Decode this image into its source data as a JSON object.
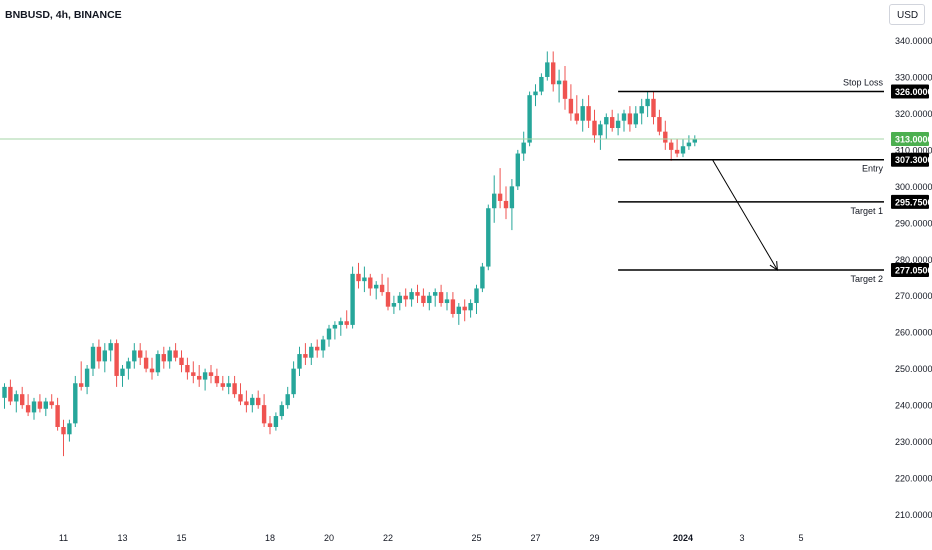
{
  "title": "BNBUSD, 4h, BINANCE",
  "currency": "USD",
  "colors": {
    "up": "#26a69a",
    "down": "#ef5350",
    "current_line": "#a5d6a7",
    "current_badge": "#4caf50",
    "level_line": "#000000"
  },
  "chart_data": {
    "type": "candlestick",
    "ylim": [
      205,
      343
    ],
    "y_ticks": [
      "210.0000",
      "220.0000",
      "230.0000",
      "240.0000",
      "250.0000",
      "260.0000",
      "270.0000",
      "280.0000",
      "290.0000",
      "300.0000",
      "310.0000",
      "320.0000",
      "330.0000",
      "340.0000"
    ],
    "x_ticks": [
      {
        "label": "11",
        "bar": 10
      },
      {
        "label": "13",
        "bar": 20
      },
      {
        "label": "15",
        "bar": 30
      },
      {
        "label": "18",
        "bar": 45
      },
      {
        "label": "20",
        "bar": 55
      },
      {
        "label": "22",
        "bar": 65
      },
      {
        "label": "25",
        "bar": 80
      },
      {
        "label": "27",
        "bar": 90
      },
      {
        "label": "29",
        "bar": 100
      },
      {
        "label": "2024",
        "bar": 115,
        "bold": true
      },
      {
        "label": "3",
        "bar": 125
      },
      {
        "label": "5",
        "bar": 135
      }
    ],
    "current_price": 313.0,
    "current_price_label": "313.0000",
    "levels": [
      {
        "name": "Stop Loss",
        "value": 326.0,
        "value_label": "326.0000",
        "start_bar": 104
      },
      {
        "name": "Entry",
        "value": 307.3,
        "value_label": "307.3000",
        "start_bar": 104
      },
      {
        "name": "Target 1",
        "value": 295.75,
        "value_label": "295.7500",
        "start_bar": 104
      },
      {
        "name": "Target 2",
        "value": 277.05,
        "value_label": "277.0500",
        "start_bar": 104
      }
    ],
    "projection_arrow": {
      "from": {
        "bar": 120,
        "value": 307.3
      },
      "to": {
        "bar": 131,
        "value": 277.05
      }
    },
    "candles": [
      [
        242,
        246,
        239,
        245
      ],
      [
        245,
        247,
        240,
        241
      ],
      [
        241,
        244,
        238,
        243
      ],
      [
        243,
        245,
        239,
        240
      ],
      [
        240,
        243,
        237,
        238
      ],
      [
        238,
        242,
        236,
        241
      ],
      [
        241,
        243,
        238,
        239
      ],
      [
        239,
        242,
        237,
        241
      ],
      [
        241,
        243,
        239,
        240
      ],
      [
        240,
        242,
        233,
        234
      ],
      [
        234,
        236,
        226,
        232
      ],
      [
        232,
        236,
        230,
        235
      ],
      [
        235,
        248,
        234,
        246
      ],
      [
        246,
        252,
        244,
        245
      ],
      [
        245,
        251,
        243,
        250
      ],
      [
        250,
        257,
        248,
        256
      ],
      [
        256,
        258,
        250,
        252
      ],
      [
        252,
        257,
        249,
        255
      ],
      [
        255,
        258,
        252,
        257
      ],
      [
        257,
        258,
        245,
        248
      ],
      [
        248,
        251,
        245,
        250
      ],
      [
        250,
        253,
        247,
        252
      ],
      [
        252,
        257,
        250,
        255
      ],
      [
        255,
        257,
        251,
        253
      ],
      [
        253,
        255,
        249,
        250
      ],
      [
        250,
        253,
        247,
        249
      ],
      [
        249,
        255,
        248,
        254
      ],
      [
        254,
        256,
        250,
        252
      ],
      [
        252,
        256,
        250,
        255
      ],
      [
        255,
        257,
        252,
        253
      ],
      [
        253,
        255,
        249,
        251
      ],
      [
        251,
        253,
        247,
        249
      ],
      [
        249,
        252,
        246,
        248
      ],
      [
        248,
        251,
        245,
        247
      ],
      [
        247,
        250,
        244,
        249
      ],
      [
        249,
        251,
        246,
        248
      ],
      [
        248,
        250,
        245,
        246
      ],
      [
        246,
        248,
        244,
        245
      ],
      [
        245,
        248,
        243,
        246
      ],
      [
        246,
        248,
        242,
        243
      ],
      [
        243,
        246,
        240,
        241
      ],
      [
        241,
        244,
        238,
        240
      ],
      [
        240,
        243,
        238,
        242
      ],
      [
        242,
        244,
        239,
        240
      ],
      [
        240,
        243,
        234,
        235
      ],
      [
        235,
        237,
        232,
        234
      ],
      [
        234,
        238,
        233,
        237
      ],
      [
        237,
        241,
        236,
        240
      ],
      [
        240,
        245,
        239,
        243
      ],
      [
        243,
        252,
        242,
        250
      ],
      [
        250,
        256,
        248,
        254
      ],
      [
        254,
        257,
        251,
        253
      ],
      [
        253,
        257,
        251,
        256
      ],
      [
        256,
        258,
        253,
        255
      ],
      [
        255,
        259,
        253,
        258
      ],
      [
        258,
        262,
        256,
        261
      ],
      [
        261,
        263,
        258,
        262
      ],
      [
        262,
        264,
        259,
        263
      ],
      [
        263,
        266,
        261,
        262
      ],
      [
        262,
        278,
        261,
        276
      ],
      [
        276,
        279,
        272,
        274
      ],
      [
        274,
        278,
        271,
        275
      ],
      [
        275,
        276,
        270,
        272
      ],
      [
        272,
        274,
        269,
        273
      ],
      [
        273,
        276,
        270,
        271
      ],
      [
        271,
        275,
        266,
        267
      ],
      [
        267,
        270,
        265,
        268
      ],
      [
        268,
        271,
        266,
        270
      ],
      [
        270,
        272,
        267,
        269
      ],
      [
        269,
        272,
        267,
        271
      ],
      [
        271,
        273,
        268,
        270
      ],
      [
        270,
        272,
        267,
        268
      ],
      [
        268,
        271,
        266,
        270
      ],
      [
        270,
        272,
        267,
        271
      ],
      [
        271,
        273,
        267,
        268
      ],
      [
        268,
        271,
        266,
        269
      ],
      [
        269,
        271,
        264,
        265
      ],
      [
        265,
        268,
        262,
        267
      ],
      [
        267,
        269,
        263,
        266
      ],
      [
        266,
        269,
        264,
        268
      ],
      [
        268,
        273,
        265,
        272
      ],
      [
        272,
        279,
        271,
        278
      ],
      [
        278,
        295,
        277,
        294
      ],
      [
        294,
        303,
        290,
        298
      ],
      [
        298,
        305,
        294,
        296
      ],
      [
        296,
        300,
        291,
        294
      ],
      [
        294,
        302,
        288,
        300
      ],
      [
        300,
        310,
        299,
        309
      ],
      [
        309,
        315,
        307,
        312
      ],
      [
        312,
        326,
        311,
        325
      ],
      [
        325,
        328,
        322,
        326
      ],
      [
        326,
        331,
        325,
        330
      ],
      [
        330,
        337,
        329,
        334
      ],
      [
        334,
        337,
        326,
        328
      ],
      [
        328,
        332,
        323,
        329
      ],
      [
        329,
        333,
        321,
        324
      ],
      [
        324,
        328,
        318,
        320
      ],
      [
        320,
        325,
        317,
        318
      ],
      [
        318,
        324,
        315,
        322
      ],
      [
        322,
        325,
        316,
        318
      ],
      [
        318,
        321,
        312,
        314
      ],
      [
        314,
        318,
        310,
        317
      ],
      [
        317,
        320,
        313,
        319
      ],
      [
        319,
        321,
        315,
        316
      ],
      [
        316,
        320,
        314,
        318
      ],
      [
        318,
        321,
        315,
        320
      ],
      [
        320,
        322,
        315,
        317
      ],
      [
        317,
        322,
        316,
        320
      ],
      [
        320,
        324,
        317,
        322
      ],
      [
        322,
        326,
        319,
        324
      ],
      [
        324,
        326,
        317,
        319
      ],
      [
        319,
        321,
        314,
        315
      ],
      [
        315,
        318,
        310,
        312
      ],
      [
        312,
        313,
        307,
        310
      ],
      [
        310,
        313,
        308,
        309
      ],
      [
        309,
        313,
        308,
        311
      ],
      [
        311,
        314,
        310,
        312
      ],
      [
        312,
        314,
        311,
        313
      ]
    ]
  }
}
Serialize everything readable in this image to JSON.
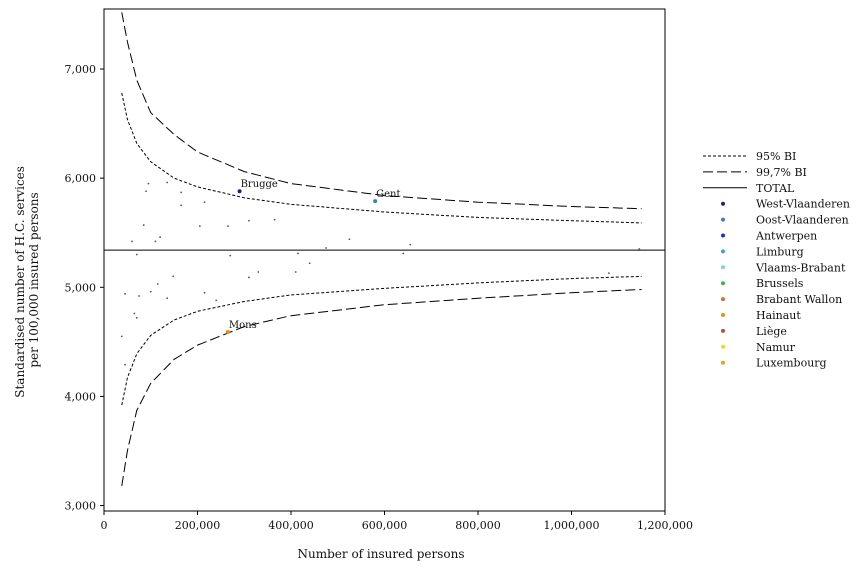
{
  "chart_data": {
    "type": "scatter",
    "title": "",
    "xlabel": "Number of insured persons",
    "ylabel_lines": [
      "Standardised number of H.C. services",
      "per 100,000 insured persons"
    ],
    "xlim": [
      0,
      1200000
    ],
    "ylim": [
      2950,
      7550
    ],
    "x_ticks": [
      0,
      200000,
      400000,
      600000,
      800000,
      1000000,
      1200000
    ],
    "x_tick_labels": [
      "0",
      "200,000",
      "400,000",
      "600,000",
      "800,000",
      "1,000,000",
      "1,200,000"
    ],
    "y_ticks": [
      3000,
      4000,
      5000,
      6000,
      7000
    ],
    "y_tick_labels": [
      "3,000",
      "4,000",
      "5,000",
      "6,000",
      "7,000"
    ],
    "grid": false,
    "legend_position": "right",
    "total": 5340,
    "colors": {
      "West-Vlaanderen": "#1f1f8a",
      "Oost-Vlaanderen": "#3f78d4",
      "Antwerpen": "#1f2fd8",
      "Limburg": "#3aa0e0",
      "Vlaams-Brabant": "#7fd0e0",
      "Brussels": "#3cb54a",
      "Brabant Wallon": "#d86a3a",
      "Hainaut": "#f08a18",
      "Liège": "#b0504a",
      "Namur": "#f2d81c",
      "Luxembourg": "#e6a030",
      "default": "#555555"
    },
    "legend": [
      {
        "label": "95% BI",
        "style": "dotted"
      },
      {
        "label": "99,7% BI",
        "style": "dashed"
      },
      {
        "label": "TOTAL",
        "style": "solid"
      },
      {
        "label": "West-Vlaanderen",
        "style": "dot"
      },
      {
        "label": "Oost-Vlaanderen",
        "style": "dot"
      },
      {
        "label": "Antwerpen",
        "style": "dot"
      },
      {
        "label": "Limburg",
        "style": "dot"
      },
      {
        "label": "Vlaams-Brabant",
        "style": "dot"
      },
      {
        "label": "Brussels",
        "style": "dot"
      },
      {
        "label": "Brabant Wallon",
        "style": "dot"
      },
      {
        "label": "Hainaut",
        "style": "dot"
      },
      {
        "label": "Liège",
        "style": "dot"
      },
      {
        "label": "Namur",
        "style": "dot"
      },
      {
        "label": "Luxembourg",
        "style": "dot"
      }
    ],
    "bands": {
      "ci95_upper": [
        [
          38000,
          6780
        ],
        [
          50000,
          6540
        ],
        [
          70000,
          6320
        ],
        [
          100000,
          6150
        ],
        [
          150000,
          6000
        ],
        [
          200000,
          5920
        ],
        [
          300000,
          5820
        ],
        [
          400000,
          5760
        ],
        [
          600000,
          5690
        ],
        [
          800000,
          5640
        ],
        [
          1000000,
          5610
        ],
        [
          1150000,
          5590
        ]
      ],
      "ci95_lower": [
        [
          38000,
          3920
        ],
        [
          50000,
          4170
        ],
        [
          70000,
          4390
        ],
        [
          100000,
          4560
        ],
        [
          150000,
          4700
        ],
        [
          200000,
          4780
        ],
        [
          300000,
          4870
        ],
        [
          400000,
          4930
        ],
        [
          600000,
          4990
        ],
        [
          800000,
          5040
        ],
        [
          1000000,
          5080
        ],
        [
          1150000,
          5100
        ]
      ],
      "ci997_upper": [
        [
          38000,
          7520
        ],
        [
          50000,
          7250
        ],
        [
          70000,
          6900
        ],
        [
          100000,
          6600
        ],
        [
          150000,
          6400
        ],
        [
          200000,
          6240
        ],
        [
          300000,
          6060
        ],
        [
          400000,
          5950
        ],
        [
          600000,
          5840
        ],
        [
          800000,
          5780
        ],
        [
          1000000,
          5740
        ],
        [
          1150000,
          5720
        ]
      ],
      "ci997_lower": [
        [
          38000,
          3180
        ],
        [
          50000,
          3500
        ],
        [
          70000,
          3870
        ],
        [
          100000,
          4120
        ],
        [
          150000,
          4340
        ],
        [
          200000,
          4470
        ],
        [
          300000,
          4640
        ],
        [
          400000,
          4740
        ],
        [
          600000,
          4840
        ],
        [
          800000,
          4900
        ],
        [
          1000000,
          4950
        ],
        [
          1150000,
          4980
        ]
      ]
    },
    "points": [
      {
        "x": 290000,
        "y": 5880,
        "province": "West-Vlaanderen",
        "label": "Brugge"
      },
      {
        "x": 580000,
        "y": 5790,
        "province": "Oost-Vlaanderen",
        "label": "Gent"
      },
      {
        "x": 265000,
        "y": 4590,
        "province": "Hainaut",
        "label": "Mons"
      },
      {
        "x": 95000,
        "y": 5950
      },
      {
        "x": 135000,
        "y": 5960
      },
      {
        "x": 90000,
        "y": 5880
      },
      {
        "x": 165000,
        "y": 5870
      },
      {
        "x": 165000,
        "y": 5750
      },
      {
        "x": 215000,
        "y": 5780
      },
      {
        "x": 85000,
        "y": 5570
      },
      {
        "x": 110000,
        "y": 5420
      },
      {
        "x": 120000,
        "y": 5460
      },
      {
        "x": 60000,
        "y": 5420
      },
      {
        "x": 205000,
        "y": 5560
      },
      {
        "x": 265000,
        "y": 5560
      },
      {
        "x": 310000,
        "y": 5610
      },
      {
        "x": 365000,
        "y": 5620
      },
      {
        "x": 475000,
        "y": 5360
      },
      {
        "x": 525000,
        "y": 5440
      },
      {
        "x": 655000,
        "y": 5390
      },
      {
        "x": 70000,
        "y": 5300
      },
      {
        "x": 270000,
        "y": 5290
      },
      {
        "x": 415000,
        "y": 5310
      },
      {
        "x": 640000,
        "y": 5310
      },
      {
        "x": 1145000,
        "y": 5350
      },
      {
        "x": 440000,
        "y": 5220
      },
      {
        "x": 148000,
        "y": 5100
      },
      {
        "x": 310000,
        "y": 5090
      },
      {
        "x": 330000,
        "y": 5140
      },
      {
        "x": 410000,
        "y": 5140
      },
      {
        "x": 1080000,
        "y": 5130
      },
      {
        "x": 115000,
        "y": 5030
      },
      {
        "x": 100000,
        "y": 4960
      },
      {
        "x": 45000,
        "y": 4940
      },
      {
        "x": 75000,
        "y": 4920
      },
      {
        "x": 135000,
        "y": 4900
      },
      {
        "x": 215000,
        "y": 4950
      },
      {
        "x": 240000,
        "y": 4880
      },
      {
        "x": 65000,
        "y": 4760
      },
      {
        "x": 70000,
        "y": 4720
      },
      {
        "x": 38000,
        "y": 4550
      },
      {
        "x": 45000,
        "y": 4290
      }
    ]
  }
}
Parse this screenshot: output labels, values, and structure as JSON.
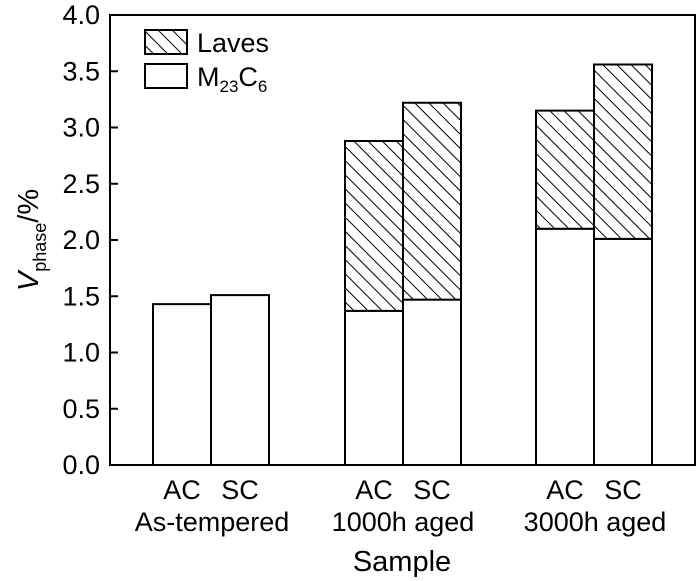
{
  "chart_data": {
    "type": "bar",
    "stacked": true,
    "title": "",
    "xlabel": "Sample",
    "ylabel": {
      "base": "V",
      "subscript": "phase",
      "suffix": "/%"
    },
    "ylim": [
      0,
      4.0
    ],
    "yticks": [
      "0.0",
      "0.5",
      "1.0",
      "1.5",
      "2.0",
      "2.5",
      "3.0",
      "3.5",
      "4.0"
    ],
    "grid": false,
    "legend_position": "top-left",
    "categories": [
      "AC",
      "SC",
      "AC",
      "SC",
      "AC",
      "SC"
    ],
    "groups": [
      "As-tempered",
      "1000h aged",
      "3000h aged"
    ],
    "series": [
      {
        "name": "M23C6",
        "label_main": "M",
        "label_sub1": "23",
        "label_mid": "C",
        "label_sub2": "6",
        "fill": "white",
        "values": [
          1.43,
          1.51,
          1.37,
          1.47,
          2.1,
          2.01
        ]
      },
      {
        "name": "Laves",
        "label": "Laves",
        "fill": "hatched",
        "values": [
          0,
          0,
          1.51,
          1.75,
          1.05,
          1.55
        ]
      }
    ]
  }
}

* [Exercise]
Search the entries for the word "West" and copy every line that has it.

* [Task solution]
      "West-Vlaanderen": "#1f1f8a",
        "label": "West-Vlaanderen",
        "province": "West-Vlaanderen",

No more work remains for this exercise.